▶ [Article]:

§

Interview by Hani Lowenstein, Associate Director of Community Projects, OU-JLIC:
Jeremy Tibbetts grew up in the Boston area, attending South Area Solomon Schechter Day School, Gann Academy, and Newton North High School. He spent his gap year at Hebrew University and Yeshivat Ma’ale Gilboa. Even before he was registered for college courses he was a board member of UMass’ Student Alliance For Israel, and soon became involved with UMass’ Orthodox Jewish group KHH as well as working with his local Hillel board and Hillel International’s Student Cabinet. Jeremy was also active in UMass Amherst’s Student Government Association and worked on local and national interfaith initiatives through InterFaith Youth Core. Jeremy firmly believes that building up our communities is the strongest way to build up ourselves.
HL: Did you find that college was a time of religious exploration for you and how did OU-JLIC and KHH shape your religious experience in college?

§

▶ [Entries provided]:

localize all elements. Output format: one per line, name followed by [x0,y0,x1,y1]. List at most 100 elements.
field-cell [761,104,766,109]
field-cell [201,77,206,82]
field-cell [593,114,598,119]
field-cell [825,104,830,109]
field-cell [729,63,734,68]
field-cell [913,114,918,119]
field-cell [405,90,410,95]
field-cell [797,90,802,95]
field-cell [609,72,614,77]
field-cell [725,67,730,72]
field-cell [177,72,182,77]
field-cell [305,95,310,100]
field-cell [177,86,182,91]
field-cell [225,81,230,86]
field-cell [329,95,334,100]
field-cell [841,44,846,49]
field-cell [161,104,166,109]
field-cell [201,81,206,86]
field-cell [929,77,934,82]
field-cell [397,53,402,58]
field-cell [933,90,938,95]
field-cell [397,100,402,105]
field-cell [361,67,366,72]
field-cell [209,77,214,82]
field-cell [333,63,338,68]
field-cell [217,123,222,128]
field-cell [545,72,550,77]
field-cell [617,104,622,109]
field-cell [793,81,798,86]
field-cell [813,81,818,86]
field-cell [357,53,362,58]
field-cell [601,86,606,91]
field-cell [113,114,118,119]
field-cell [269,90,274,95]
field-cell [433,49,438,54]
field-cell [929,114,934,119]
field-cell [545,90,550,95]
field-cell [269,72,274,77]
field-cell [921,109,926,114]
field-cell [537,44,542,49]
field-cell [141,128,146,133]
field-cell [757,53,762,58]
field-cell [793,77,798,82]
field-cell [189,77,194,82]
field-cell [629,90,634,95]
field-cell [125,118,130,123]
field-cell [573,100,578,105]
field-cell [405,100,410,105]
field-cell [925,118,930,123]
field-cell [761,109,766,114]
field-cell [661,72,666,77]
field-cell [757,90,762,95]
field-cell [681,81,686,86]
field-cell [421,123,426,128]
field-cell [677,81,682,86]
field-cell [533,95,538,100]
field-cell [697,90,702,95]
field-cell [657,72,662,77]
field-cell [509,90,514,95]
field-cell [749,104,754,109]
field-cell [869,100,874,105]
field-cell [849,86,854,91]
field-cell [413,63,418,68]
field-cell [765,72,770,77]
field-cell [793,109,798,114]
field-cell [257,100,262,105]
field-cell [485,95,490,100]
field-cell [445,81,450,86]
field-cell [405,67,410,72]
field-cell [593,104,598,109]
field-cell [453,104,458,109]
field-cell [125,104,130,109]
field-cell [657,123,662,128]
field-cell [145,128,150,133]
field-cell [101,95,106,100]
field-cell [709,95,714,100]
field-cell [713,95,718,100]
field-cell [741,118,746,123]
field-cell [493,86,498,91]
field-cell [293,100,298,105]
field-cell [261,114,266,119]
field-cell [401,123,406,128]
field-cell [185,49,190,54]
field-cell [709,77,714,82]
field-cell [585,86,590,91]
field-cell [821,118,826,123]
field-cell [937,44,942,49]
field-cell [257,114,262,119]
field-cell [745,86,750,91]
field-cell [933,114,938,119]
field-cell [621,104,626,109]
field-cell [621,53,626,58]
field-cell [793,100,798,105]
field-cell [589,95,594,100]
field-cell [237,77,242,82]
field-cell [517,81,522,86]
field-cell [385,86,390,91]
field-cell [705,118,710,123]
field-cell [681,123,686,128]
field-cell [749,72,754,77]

§

▶ [Problem 1]: Name the schools the interview says Jeremy Tibbetts attended while growing up in the Boston area.
▶ [Problem 2]: Print the listing from its first line up to and including the line with "field-cell [661,72,666,77]".
The listing is unrelated to the interview.

▶ [Task output 1]: South Area Solomon Schechter Day School, Gann Academy, and Newton North High School.

▶ [Task output 2]:
localize all elements. Output format: one per line, name followed by [x0,y0,x1,y1]. List at most 100 elements.
field-cell [761,104,766,109]
field-cell [201,77,206,82]
field-cell [593,114,598,119]
field-cell [825,104,830,109]
field-cell [729,63,734,68]
field-cell [913,114,918,119]
field-cell [405,90,410,95]
field-cell [797,90,802,95]
field-cell [609,72,614,77]
field-cell [725,67,730,72]
field-cell [177,72,182,77]
field-cell [305,95,310,100]
field-cell [177,86,182,91]
field-cell [225,81,230,86]
field-cell [329,95,334,100]
field-cell [841,44,846,49]
field-cell [161,104,166,109]
field-cell [201,81,206,86]
field-cell [929,77,934,82]
field-cell [397,53,402,58]
field-cell [933,90,938,95]
field-cell [397,100,402,105]
field-cell [361,67,366,72]
field-cell [209,77,214,82]
field-cell [333,63,338,68]
field-cell [217,123,222,128]
field-cell [545,72,550,77]
field-cell [617,104,622,109]
field-cell [793,81,798,86]
field-cell [813,81,818,86]
field-cell [357,53,362,58]
field-cell [601,86,606,91]
field-cell [113,114,118,119]
field-cell [269,90,274,95]
field-cell [433,49,438,54]
field-cell [929,114,934,119]
field-cell [545,90,550,95]
field-cell [269,72,274,77]
field-cell [921,109,926,114]
field-cell [537,44,542,49]
field-cell [141,128,146,133]
field-cell [757,53,762,58]
field-cell [793,77,798,82]
field-cell [189,77,194,82]
field-cell [629,90,634,95]
field-cell [125,118,130,123]
field-cell [573,100,578,105]
field-cell [405,100,410,105]
field-cell [925,118,930,123]
field-cell [761,109,766,114]
field-cell [661,72,666,77]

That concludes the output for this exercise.